(Stored data)
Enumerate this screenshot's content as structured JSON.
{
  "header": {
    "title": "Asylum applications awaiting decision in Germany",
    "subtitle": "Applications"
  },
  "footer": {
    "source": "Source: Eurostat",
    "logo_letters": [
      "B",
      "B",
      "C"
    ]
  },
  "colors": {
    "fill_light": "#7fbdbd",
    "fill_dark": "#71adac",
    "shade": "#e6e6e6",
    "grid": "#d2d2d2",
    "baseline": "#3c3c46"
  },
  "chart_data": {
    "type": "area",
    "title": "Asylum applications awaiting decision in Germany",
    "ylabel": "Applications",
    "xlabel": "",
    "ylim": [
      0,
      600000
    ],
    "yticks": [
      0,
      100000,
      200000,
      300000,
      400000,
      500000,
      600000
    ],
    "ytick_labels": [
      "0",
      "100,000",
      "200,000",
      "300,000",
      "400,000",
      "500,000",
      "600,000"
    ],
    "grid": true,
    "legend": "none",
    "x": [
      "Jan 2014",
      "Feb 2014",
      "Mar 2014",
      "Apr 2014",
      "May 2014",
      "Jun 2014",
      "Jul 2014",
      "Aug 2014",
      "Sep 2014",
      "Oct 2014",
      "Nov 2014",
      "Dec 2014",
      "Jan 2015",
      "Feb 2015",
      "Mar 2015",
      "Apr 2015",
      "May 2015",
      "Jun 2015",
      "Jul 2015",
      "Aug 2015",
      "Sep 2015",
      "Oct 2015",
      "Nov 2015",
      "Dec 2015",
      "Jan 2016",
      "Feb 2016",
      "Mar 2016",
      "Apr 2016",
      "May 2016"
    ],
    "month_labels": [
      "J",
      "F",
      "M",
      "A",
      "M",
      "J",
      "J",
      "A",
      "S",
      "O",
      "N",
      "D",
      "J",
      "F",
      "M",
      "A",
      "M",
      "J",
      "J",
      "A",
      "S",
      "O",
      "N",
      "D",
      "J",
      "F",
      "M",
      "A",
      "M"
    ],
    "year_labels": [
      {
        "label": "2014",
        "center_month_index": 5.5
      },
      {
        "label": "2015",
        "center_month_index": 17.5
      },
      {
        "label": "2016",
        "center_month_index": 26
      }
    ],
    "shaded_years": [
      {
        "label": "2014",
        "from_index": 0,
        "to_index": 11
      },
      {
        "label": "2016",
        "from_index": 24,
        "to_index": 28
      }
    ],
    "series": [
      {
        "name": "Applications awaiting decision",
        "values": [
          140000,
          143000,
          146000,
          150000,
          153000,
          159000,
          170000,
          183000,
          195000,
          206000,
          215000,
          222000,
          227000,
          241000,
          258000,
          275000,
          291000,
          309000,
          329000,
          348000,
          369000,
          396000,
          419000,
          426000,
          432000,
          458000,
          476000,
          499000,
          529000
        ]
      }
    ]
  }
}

• [TASK DESCRIPTION]: Return every line of the material exactly.

• [EXERCISE RESPONSE]:
Enumerate this screenshot's content as structured JSON.
{
  "header": {
    "title": "Asylum applications awaiting decision in Germany",
    "subtitle": "Applications"
  },
  "footer": {
    "source": "Source: Eurostat",
    "logo_letters": [
      "B",
      "B",
      "C"
    ]
  },
  "colors": {
    "fill_light": "#7fbdbd",
    "fill_dark": "#71adac",
    "shade": "#e6e6e6",
    "grid": "#d2d2d2",
    "baseline": "#3c3c46"
  },
  "chart_data": {
    "type": "area",
    "title": "Asylum applications awaiting decision in Germany",
    "ylabel": "Applications",
    "xlabel": "",
    "ylim": [
      0,
      600000
    ],
    "yticks": [
      0,
      100000,
      200000,
      300000,
      400000,
      500000,
      600000
    ],
    "ytick_labels": [
      "0",
      "100,000",
      "200,000",
      "300,000",
      "400,000",
      "500,000",
      "600,000"
    ],
    "grid": true,
    "legend": "none",
    "x": [
      "Jan 2014",
      "Feb 2014",
      "Mar 2014",
      "Apr 2014",
      "May 2014",
      "Jun 2014",
      "Jul 2014",
      "Aug 2014",
      "Sep 2014",
      "Oct 2014",
      "Nov 2014",
      "Dec 2014",
      "Jan 2015",
      "Feb 2015",
      "Mar 2015",
      "Apr 2015",
      "May 2015",
      "Jun 2015",
      "Jul 2015",
      "Aug 2015",
      "Sep 2015",
      "Oct 2015",
      "Nov 2015",
      "Dec 2015",
      "Jan 2016",
      "Feb 2016",
      "Mar 2016",
      "Apr 2016",
      "May 2016"
    ],
    "month_labels": [
      "J",
      "F",
      "M",
      "A",
      "M",
      "J",
      "J",
      "A",
      "S",
      "O",
      "N",
      "D",
      "J",
      "F",
      "M",
      "A",
      "M",
      "J",
      "J",
      "A",
      "S",
      "O",
      "N",
      "D",
      "J",
      "F",
      "M",
      "A",
      "M"
    ],
    "year_labels": [
      {
        "label": "2014",
        "center_month_index": 5.5
      },
      {
        "label": "2015",
        "center_month_index": 17.5
      },
      {
        "label": "2016",
        "center_month_index": 26
      }
    ],
    "shaded_years": [
      {
        "label": "2014",
        "from_index": 0,
        "to_index": 11
      },
      {
        "label": "2016",
        "from_index": 24,
        "to_index": 28
      }
    ],
    "series": [
      {
        "name": "Applications awaiting decision",
        "values": [
          140000,
          143000,
          146000,
          150000,
          153000,
          159000,
          170000,
          183000,
          195000,
          206000,
          215000,
          222000,
          227000,
          241000,
          258000,
          275000,
          291000,
          309000,
          329000,
          348000,
          369000,
          396000,
          419000,
          426000,
          432000,
          458000,
          476000,
          499000,
          529000
        ]
      }
    ]
  }
}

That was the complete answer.